◆ **Extracted records**
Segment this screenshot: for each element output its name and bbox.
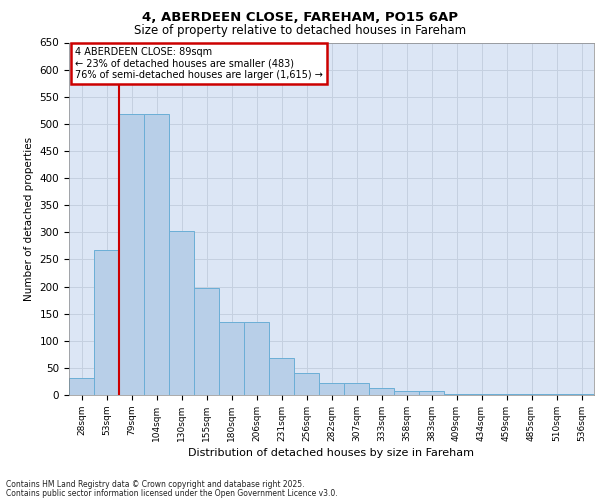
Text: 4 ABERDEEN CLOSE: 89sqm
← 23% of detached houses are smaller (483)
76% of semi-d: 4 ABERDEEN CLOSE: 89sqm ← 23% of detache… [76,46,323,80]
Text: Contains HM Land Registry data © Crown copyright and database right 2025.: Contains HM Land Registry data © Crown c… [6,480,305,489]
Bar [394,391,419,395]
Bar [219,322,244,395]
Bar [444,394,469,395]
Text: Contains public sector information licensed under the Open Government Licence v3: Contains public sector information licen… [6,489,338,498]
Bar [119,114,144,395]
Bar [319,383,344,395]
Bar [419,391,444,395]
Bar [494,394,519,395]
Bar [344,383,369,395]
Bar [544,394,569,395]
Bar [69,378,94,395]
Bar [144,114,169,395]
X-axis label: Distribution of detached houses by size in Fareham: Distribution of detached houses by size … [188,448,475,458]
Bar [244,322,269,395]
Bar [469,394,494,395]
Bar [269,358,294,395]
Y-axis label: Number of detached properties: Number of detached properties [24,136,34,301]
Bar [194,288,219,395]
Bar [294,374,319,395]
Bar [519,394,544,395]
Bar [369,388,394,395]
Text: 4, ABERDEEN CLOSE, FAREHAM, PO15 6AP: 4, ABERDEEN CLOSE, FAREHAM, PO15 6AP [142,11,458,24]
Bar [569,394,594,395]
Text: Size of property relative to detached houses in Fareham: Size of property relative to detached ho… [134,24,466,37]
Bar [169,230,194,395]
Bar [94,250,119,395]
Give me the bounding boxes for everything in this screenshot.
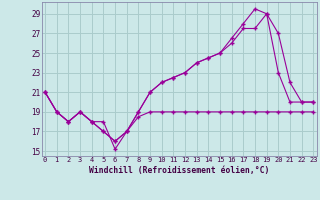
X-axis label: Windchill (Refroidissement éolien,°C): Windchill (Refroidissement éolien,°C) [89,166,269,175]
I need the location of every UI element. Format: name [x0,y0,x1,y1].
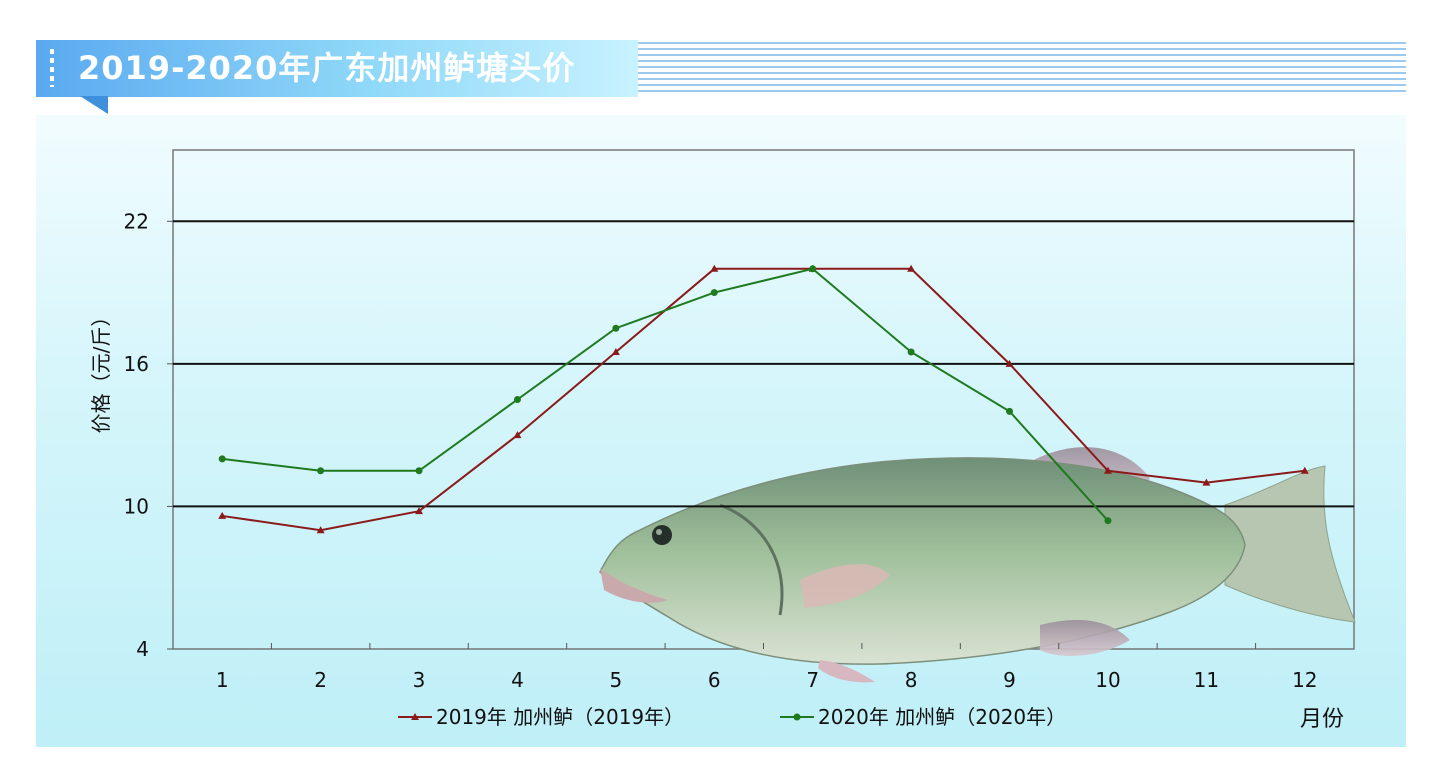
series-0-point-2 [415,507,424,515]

◆ **What to produce**
Repeat all of the material above, line for line and word for word, but leave out the picture lines.

◆ **Worked solution**
Segment this screenshot: for each element output its name and bbox.
Text: 4 ABERDEEN CLOSE: 89sqm
← 23% of detached houses are smaller (483)
76% of semi-d: 4 ABERDEEN CLOSE: 89sqm ← 23% of detache… [76,46,323,80]
Text: Contains HM Land Registry data © Crown copyright and database right 2025.: Contains HM Land Registry data © Crown c… [6,480,305,489]
Bar [394,391,419,395]
Bar [219,322,244,395]
Bar [444,394,469,395]
Text: Contains public sector information licensed under the Open Government Licence v3: Contains public sector information licen… [6,489,338,498]
Bar [119,114,144,395]
Bar [319,383,344,395]
Bar [419,391,444,395]
Bar [494,394,519,395]
Bar [344,383,369,395]
Bar [544,394,569,395]
Bar [69,378,94,395]
Bar [144,114,169,395]
X-axis label: Distribution of detached houses by size in Fareham: Distribution of detached houses by size … [188,448,475,458]
Bar [244,322,269,395]
Bar [469,394,494,395]
Bar [269,358,294,395]
Y-axis label: Number of detached properties: Number of detached properties [24,136,34,301]
Bar [194,288,219,395]
Bar [294,374,319,395]
Bar [519,394,544,395]
Bar [369,388,394,395]
Text: 4, ABERDEEN CLOSE, FAREHAM, PO15 6AP: 4, ABERDEEN CLOSE, FAREHAM, PO15 6AP [142,11,458,24]
Bar [569,394,594,395]
Text: Size of property relative to detached houses in Fareham: Size of property relative to detached ho… [134,24,466,37]
Bar [169,230,194,395]
Bar [94,250,119,395]
Give me the bounding boxes for everything in this screenshot.
X-axis label: Windchill (Refroidissement éolien,°C): Windchill (Refroidissement éolien,°C) [89,166,269,175]
I need the location of every UI element. Format: name [x0,y0,x1,y1].
series-0-point-2 [415,507,424,515]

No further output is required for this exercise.